> [WHAT THIS TASK INVOLVES]:
The required output is a single number: how many lines of the material contain the string "name".

> [DATA FOR THE TASK]:
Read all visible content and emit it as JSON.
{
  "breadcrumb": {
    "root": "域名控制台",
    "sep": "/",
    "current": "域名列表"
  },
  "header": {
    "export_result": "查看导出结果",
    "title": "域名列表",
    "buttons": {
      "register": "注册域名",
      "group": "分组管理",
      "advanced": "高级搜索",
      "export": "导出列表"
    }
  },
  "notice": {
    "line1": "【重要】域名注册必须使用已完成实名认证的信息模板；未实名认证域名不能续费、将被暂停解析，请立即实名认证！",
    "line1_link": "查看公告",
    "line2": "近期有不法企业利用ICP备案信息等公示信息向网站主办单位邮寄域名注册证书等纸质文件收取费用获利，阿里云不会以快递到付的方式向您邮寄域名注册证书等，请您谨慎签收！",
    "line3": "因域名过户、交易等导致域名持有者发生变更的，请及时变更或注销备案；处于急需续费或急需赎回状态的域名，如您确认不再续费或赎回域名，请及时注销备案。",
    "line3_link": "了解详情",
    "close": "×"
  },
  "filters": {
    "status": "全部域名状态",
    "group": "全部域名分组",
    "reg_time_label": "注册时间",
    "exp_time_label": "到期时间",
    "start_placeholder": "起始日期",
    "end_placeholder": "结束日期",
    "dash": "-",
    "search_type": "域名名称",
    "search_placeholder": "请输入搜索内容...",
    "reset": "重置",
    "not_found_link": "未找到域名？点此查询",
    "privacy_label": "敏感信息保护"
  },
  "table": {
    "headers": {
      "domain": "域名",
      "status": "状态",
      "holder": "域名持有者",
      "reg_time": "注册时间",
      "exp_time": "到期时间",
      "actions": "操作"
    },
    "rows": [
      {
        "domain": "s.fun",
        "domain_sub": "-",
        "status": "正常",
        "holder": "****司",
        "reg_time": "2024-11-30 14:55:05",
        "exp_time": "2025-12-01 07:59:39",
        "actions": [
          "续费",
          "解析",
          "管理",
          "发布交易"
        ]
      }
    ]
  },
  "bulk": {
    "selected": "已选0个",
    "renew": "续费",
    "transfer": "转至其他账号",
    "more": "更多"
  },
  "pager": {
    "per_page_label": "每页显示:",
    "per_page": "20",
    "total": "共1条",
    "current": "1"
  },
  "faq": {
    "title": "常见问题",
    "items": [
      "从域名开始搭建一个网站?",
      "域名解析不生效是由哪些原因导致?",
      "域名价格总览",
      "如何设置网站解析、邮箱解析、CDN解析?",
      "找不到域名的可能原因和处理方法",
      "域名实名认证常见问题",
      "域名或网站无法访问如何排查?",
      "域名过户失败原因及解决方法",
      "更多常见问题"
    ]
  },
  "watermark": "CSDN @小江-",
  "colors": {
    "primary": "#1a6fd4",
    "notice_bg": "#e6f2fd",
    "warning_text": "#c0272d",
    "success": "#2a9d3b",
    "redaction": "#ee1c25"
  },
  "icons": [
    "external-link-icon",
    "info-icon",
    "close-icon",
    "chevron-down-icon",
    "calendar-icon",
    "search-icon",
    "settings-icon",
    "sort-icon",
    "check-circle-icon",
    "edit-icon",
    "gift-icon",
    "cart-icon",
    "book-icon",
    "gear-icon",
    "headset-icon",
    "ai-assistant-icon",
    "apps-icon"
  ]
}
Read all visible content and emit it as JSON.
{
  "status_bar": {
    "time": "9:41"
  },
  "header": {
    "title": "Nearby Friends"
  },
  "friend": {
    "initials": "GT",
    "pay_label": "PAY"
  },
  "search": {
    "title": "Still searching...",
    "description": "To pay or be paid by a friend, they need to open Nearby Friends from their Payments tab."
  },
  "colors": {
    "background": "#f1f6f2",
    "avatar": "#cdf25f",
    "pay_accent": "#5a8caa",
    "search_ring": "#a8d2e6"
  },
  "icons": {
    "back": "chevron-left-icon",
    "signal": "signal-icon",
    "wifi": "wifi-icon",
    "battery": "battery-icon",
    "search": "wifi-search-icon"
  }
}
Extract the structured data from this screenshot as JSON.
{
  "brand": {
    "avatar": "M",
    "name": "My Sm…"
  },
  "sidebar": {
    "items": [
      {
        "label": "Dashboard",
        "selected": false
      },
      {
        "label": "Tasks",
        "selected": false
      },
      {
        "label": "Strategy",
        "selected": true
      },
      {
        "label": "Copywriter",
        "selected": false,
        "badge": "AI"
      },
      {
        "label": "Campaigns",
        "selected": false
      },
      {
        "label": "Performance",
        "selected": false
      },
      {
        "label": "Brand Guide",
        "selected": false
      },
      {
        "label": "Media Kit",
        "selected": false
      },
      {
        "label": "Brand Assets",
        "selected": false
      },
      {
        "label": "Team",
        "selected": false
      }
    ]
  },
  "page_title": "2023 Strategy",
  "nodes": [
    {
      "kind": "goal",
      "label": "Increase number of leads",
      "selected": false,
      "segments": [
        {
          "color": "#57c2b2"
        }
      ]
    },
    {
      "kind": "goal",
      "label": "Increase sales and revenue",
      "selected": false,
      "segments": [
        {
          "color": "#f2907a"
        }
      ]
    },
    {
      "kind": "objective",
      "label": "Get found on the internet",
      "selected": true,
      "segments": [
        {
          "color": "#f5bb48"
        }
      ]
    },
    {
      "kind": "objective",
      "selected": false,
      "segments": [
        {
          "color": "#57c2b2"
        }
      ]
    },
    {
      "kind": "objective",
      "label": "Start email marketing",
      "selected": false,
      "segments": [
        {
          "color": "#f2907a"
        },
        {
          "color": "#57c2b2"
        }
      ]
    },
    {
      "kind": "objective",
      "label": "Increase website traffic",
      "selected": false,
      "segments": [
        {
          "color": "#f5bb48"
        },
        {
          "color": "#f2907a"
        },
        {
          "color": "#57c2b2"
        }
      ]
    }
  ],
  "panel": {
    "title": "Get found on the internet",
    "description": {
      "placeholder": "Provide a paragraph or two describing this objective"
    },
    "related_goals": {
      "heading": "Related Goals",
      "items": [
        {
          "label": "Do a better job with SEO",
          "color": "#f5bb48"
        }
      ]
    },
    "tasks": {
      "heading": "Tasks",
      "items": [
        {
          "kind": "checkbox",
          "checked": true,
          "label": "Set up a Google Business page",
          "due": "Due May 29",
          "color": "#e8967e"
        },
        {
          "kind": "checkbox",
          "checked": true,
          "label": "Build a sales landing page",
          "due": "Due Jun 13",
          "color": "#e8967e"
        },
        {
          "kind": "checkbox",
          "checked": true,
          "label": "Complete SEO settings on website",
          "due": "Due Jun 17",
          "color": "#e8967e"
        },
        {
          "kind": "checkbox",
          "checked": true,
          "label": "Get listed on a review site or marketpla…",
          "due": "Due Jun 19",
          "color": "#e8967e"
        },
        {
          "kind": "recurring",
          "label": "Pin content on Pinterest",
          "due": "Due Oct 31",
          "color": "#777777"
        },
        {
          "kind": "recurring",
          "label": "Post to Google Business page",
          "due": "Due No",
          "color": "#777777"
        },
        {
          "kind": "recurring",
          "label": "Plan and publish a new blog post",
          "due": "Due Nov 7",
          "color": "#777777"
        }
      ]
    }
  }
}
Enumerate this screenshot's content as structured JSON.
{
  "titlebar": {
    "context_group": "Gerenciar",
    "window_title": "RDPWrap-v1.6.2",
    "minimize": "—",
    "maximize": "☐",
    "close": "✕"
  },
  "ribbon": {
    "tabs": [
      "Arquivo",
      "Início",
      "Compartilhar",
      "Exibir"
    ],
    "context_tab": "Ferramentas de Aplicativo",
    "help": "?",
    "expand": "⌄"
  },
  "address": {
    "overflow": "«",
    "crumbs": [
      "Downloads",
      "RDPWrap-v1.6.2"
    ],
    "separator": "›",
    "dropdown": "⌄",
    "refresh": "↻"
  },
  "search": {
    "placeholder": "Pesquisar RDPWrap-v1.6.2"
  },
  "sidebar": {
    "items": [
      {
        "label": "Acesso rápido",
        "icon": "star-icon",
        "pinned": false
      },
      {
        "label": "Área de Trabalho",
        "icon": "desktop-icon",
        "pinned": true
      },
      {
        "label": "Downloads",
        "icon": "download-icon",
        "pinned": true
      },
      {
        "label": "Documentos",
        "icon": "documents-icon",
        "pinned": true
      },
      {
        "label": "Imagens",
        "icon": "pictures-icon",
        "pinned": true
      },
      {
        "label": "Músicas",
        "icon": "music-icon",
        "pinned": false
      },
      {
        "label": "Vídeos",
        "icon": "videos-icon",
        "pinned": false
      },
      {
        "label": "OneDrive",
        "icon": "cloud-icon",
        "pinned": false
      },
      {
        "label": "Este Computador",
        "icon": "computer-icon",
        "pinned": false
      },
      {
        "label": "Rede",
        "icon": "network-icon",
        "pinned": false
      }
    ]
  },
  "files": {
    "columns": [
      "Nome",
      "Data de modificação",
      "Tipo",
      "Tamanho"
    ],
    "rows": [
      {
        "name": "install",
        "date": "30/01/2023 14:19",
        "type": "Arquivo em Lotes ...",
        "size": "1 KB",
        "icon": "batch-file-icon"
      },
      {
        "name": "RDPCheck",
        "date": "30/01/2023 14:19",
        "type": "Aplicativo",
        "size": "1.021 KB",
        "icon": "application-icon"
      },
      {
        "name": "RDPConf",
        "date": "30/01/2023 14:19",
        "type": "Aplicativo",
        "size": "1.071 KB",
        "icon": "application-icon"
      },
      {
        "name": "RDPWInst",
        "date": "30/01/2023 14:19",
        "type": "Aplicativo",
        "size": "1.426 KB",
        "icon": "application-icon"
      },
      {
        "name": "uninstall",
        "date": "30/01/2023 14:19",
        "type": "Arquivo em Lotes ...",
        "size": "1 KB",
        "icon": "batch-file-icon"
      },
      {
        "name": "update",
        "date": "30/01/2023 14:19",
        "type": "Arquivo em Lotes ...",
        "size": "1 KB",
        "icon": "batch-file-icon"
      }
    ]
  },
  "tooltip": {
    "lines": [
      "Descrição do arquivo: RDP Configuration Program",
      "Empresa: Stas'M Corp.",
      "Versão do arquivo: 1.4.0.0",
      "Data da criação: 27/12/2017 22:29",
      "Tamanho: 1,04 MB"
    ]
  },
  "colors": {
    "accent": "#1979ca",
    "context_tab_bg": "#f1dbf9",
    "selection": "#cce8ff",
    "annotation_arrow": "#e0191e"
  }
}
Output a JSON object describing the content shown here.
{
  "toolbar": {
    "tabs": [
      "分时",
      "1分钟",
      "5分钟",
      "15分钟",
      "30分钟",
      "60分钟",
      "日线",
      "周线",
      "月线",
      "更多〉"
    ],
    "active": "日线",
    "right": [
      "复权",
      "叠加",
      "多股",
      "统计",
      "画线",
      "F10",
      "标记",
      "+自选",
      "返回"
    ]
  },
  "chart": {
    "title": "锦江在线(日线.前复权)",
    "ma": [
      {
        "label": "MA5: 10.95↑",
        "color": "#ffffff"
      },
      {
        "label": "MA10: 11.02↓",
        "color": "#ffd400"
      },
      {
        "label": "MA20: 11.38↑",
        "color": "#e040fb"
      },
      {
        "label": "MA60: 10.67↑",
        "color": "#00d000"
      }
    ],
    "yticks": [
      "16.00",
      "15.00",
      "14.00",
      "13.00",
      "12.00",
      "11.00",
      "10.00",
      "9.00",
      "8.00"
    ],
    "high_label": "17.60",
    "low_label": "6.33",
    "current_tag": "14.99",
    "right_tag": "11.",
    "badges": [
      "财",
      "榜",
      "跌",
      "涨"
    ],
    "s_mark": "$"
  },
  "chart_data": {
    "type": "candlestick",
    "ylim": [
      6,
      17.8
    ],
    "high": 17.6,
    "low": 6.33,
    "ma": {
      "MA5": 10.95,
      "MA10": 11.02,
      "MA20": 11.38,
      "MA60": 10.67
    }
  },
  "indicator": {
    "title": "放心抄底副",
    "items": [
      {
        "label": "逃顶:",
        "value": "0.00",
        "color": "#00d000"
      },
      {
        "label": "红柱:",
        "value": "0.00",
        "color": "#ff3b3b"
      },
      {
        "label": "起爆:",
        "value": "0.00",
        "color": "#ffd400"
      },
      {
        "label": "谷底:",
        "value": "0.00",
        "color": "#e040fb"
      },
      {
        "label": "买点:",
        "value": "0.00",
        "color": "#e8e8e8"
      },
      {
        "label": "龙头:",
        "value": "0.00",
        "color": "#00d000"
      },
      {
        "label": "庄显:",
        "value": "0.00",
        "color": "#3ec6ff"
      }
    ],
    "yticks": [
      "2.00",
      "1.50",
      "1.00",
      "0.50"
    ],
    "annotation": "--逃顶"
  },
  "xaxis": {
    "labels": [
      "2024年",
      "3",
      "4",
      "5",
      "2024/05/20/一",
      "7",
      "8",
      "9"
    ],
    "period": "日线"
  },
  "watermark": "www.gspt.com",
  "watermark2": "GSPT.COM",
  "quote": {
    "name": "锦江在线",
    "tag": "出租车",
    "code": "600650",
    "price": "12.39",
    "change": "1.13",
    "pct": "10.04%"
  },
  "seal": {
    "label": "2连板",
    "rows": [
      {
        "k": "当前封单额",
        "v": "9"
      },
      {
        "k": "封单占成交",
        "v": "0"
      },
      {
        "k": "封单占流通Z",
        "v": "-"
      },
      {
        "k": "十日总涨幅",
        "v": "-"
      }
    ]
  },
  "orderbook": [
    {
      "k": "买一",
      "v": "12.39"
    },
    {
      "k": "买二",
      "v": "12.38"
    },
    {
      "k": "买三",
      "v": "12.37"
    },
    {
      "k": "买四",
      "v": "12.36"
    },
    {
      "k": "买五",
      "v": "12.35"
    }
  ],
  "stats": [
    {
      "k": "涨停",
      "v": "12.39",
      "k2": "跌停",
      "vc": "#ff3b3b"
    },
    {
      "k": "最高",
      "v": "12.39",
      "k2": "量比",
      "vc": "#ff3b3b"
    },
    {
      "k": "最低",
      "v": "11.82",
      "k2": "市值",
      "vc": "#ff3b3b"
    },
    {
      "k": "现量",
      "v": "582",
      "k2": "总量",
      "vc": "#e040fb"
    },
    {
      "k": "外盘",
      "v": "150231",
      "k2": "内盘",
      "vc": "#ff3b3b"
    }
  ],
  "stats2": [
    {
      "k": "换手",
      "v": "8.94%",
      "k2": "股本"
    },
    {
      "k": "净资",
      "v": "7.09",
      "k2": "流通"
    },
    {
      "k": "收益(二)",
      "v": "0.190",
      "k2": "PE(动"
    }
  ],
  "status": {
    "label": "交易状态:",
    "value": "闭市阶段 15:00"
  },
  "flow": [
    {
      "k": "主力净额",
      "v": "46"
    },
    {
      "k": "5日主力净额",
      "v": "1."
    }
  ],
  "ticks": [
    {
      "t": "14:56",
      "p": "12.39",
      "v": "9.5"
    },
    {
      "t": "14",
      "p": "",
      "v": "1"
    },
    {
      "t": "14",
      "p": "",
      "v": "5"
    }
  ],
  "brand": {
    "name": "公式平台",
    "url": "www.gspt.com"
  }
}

> [RESPONSE TO THE TASK]:
9